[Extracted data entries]
——

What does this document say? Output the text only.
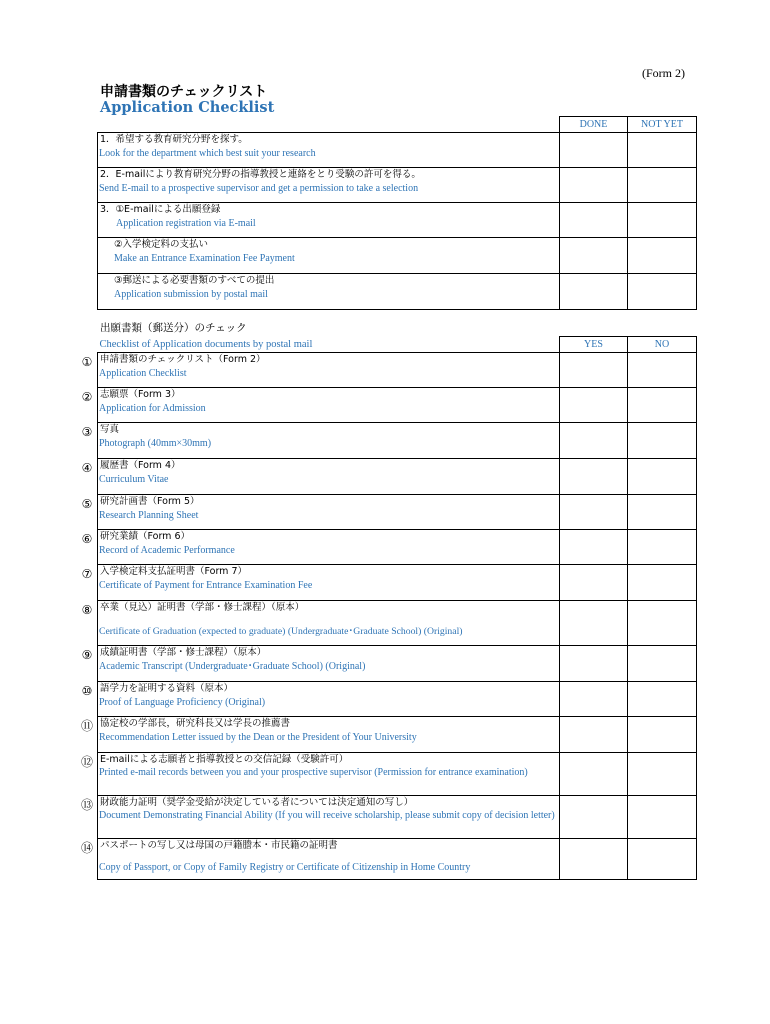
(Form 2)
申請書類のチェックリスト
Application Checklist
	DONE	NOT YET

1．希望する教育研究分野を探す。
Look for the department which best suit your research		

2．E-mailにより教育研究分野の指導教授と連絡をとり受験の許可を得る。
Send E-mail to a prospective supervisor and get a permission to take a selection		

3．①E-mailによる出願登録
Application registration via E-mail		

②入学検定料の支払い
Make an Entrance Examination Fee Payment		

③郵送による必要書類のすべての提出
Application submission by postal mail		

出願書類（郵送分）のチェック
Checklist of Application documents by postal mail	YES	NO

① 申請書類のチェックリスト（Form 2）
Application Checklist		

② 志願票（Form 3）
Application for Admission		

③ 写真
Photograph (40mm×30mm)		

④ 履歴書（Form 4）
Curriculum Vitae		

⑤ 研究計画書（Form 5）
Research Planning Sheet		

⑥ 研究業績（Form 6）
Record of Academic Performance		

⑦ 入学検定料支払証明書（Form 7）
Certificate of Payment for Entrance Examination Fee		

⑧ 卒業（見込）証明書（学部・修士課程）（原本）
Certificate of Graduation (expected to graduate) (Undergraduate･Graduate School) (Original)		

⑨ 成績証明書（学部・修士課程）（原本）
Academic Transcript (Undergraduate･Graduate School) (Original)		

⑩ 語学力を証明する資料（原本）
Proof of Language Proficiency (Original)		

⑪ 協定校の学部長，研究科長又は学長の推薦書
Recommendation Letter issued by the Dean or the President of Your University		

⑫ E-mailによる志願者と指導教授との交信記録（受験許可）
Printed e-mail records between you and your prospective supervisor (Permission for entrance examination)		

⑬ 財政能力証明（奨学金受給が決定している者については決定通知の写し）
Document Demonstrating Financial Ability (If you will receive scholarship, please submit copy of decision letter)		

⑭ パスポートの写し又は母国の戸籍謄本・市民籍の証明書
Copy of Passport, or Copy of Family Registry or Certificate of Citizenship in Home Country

——

Task goal: Output every entry verbatim. Pictures do not belong in the copy.

Written reply:
What does this document say? Output the text only.
(Form 2)
申請書類のチェックリスト
Application Checklist
	DONE	NOT YET

1．希望する教育研究分野を探す。
Look for the department which best suit your research		

2．E-mailにより教育研究分野の指導教授と連絡をとり受験の許可を得る。
Send E-mail to a prospective supervisor and get a permission to take a selection		

3．①E-mailによる出願登録
Application registration via E-mail		

②入学検定料の支払い
Make an Entrance Examination Fee Payment		

③郵送による必要書類のすべての提出
Application submission by postal mail		

出願書類（郵送分）のチェック
Checklist of Application documents by postal mail	YES	NO

① 申請書類のチェックリスト（Form 2）
Application Checklist		

② 志願票（Form 3）
Application for Admission		

③ 写真
Photograph (40mm×30mm)		

④ 履歴書（Form 4）
Curriculum Vitae		

⑤ 研究計画書（Form 5）
Research Planning Sheet		

⑥ 研究業績（Form 6）
Record of Academic Performance		

⑦ 入学検定料支払証明書（Form 7）
Certificate of Payment for Entrance Examination Fee		

⑧ 卒業（見込）証明書（学部・修士課程）（原本）
Certificate of Graduation (expected to graduate) (Undergraduate･Graduate School) (Original)		

⑨ 成績証明書（学部・修士課程）（原本）
Academic Transcript (Undergraduate･Graduate School) (Original)		

⑩ 語学力を証明する資料（原本）
Proof of Language Proficiency (Original)		

⑪ 協定校の学部長，研究科長又は学長の推薦書
Recommendation Letter issued by the Dean or the President of Your University		

⑫ E-mailによる志願者と指導教授との交信記録（受験許可）
Printed e-mail records between you and your prospective supervisor (Permission for entrance examination)		

⑬ 財政能力証明（奨学金受給が決定している者については決定通知の写し）
Document Demonstrating Financial Ability (If you will receive scholarship, please submit copy of decision letter)		

⑭ パスポートの写し又は母国の戸籍謄本・市民籍の証明書
Copy of Passport, or Copy of Family Registry or Certificate of Citizenship in Home Country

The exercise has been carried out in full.